• _REQUIREMENT_:
Copy out all the entries word for word.

• _SUPPLIED RECORDS_:
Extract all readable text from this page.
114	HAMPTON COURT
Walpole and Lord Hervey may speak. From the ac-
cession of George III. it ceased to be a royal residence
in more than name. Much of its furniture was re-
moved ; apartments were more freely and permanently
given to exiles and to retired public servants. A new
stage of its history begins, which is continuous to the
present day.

• _RESULT_:
Extract all readable text from this page.
114	HAMPTON COURT
Walpole and Lord Hervey may speak. From the ac-
cession of George III. it ceased to be a royal residence
in more than name. Much of its furniture was re-
moved ; apartments were more freely and permanently
given to exiles and to retired public servants. A new
stage of its history begins, which is continuous to the
present day.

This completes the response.